## [What you will do]
Please report every line from the material that contains the word "Dumont".

(Saved entries)
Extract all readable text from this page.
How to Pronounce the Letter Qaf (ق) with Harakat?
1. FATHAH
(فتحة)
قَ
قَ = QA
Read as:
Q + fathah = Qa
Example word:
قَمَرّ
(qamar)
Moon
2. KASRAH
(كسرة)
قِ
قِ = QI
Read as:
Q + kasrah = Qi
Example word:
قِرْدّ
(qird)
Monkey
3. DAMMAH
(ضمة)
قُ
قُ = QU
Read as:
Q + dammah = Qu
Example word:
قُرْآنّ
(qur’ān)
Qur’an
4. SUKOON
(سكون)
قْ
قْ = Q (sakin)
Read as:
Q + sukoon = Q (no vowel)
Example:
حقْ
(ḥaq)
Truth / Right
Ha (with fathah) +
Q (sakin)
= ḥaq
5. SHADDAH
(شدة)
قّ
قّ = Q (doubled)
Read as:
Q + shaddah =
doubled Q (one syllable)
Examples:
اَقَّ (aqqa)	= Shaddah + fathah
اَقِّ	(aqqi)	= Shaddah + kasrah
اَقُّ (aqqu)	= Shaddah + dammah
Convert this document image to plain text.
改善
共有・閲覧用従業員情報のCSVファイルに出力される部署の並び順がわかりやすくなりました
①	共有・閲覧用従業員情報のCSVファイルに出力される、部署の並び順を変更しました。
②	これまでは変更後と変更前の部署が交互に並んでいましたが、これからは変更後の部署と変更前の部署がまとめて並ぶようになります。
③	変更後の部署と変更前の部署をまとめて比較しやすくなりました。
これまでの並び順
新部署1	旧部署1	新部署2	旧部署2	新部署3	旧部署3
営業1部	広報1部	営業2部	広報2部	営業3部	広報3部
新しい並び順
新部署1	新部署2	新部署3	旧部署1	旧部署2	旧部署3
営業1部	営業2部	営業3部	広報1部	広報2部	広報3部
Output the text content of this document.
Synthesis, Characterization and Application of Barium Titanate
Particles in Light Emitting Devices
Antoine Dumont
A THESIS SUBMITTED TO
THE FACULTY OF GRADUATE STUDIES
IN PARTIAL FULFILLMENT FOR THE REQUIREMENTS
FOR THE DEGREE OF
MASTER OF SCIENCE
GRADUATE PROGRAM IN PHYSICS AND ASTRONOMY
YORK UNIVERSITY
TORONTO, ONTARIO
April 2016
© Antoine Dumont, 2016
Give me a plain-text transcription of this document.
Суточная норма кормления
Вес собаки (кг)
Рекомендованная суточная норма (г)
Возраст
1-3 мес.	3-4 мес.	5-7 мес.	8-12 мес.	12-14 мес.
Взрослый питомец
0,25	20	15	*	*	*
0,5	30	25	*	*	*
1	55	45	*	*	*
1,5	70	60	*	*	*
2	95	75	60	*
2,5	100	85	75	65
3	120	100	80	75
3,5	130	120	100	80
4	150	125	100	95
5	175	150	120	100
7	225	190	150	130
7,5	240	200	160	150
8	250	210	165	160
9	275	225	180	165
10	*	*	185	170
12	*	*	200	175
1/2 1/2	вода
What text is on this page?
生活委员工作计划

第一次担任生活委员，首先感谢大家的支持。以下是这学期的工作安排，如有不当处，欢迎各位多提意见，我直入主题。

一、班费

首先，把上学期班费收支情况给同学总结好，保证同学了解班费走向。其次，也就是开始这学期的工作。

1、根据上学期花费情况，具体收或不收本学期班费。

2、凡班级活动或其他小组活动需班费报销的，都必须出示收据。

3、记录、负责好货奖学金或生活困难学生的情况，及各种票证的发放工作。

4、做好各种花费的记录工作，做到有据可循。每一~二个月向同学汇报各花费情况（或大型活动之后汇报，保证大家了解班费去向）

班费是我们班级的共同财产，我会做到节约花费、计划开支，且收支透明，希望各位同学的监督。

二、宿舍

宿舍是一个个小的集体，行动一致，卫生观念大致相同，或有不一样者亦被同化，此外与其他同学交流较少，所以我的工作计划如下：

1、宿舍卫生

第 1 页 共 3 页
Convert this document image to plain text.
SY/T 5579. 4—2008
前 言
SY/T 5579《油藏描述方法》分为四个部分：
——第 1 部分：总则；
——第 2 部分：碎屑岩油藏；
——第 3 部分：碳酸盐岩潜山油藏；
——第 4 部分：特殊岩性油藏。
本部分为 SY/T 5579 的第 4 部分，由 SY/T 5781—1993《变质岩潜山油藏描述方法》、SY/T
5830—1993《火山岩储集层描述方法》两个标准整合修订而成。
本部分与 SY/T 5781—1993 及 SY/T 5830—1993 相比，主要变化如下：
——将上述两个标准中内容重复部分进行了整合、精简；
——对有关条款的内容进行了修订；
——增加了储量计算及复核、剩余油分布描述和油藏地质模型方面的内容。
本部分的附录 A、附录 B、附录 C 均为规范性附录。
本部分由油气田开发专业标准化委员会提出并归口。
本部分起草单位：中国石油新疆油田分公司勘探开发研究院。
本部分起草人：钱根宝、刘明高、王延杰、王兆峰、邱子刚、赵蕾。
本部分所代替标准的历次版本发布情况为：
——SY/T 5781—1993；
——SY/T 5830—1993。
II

## [Task output]
Antoine Dumont
© Antoine Dumont, 2016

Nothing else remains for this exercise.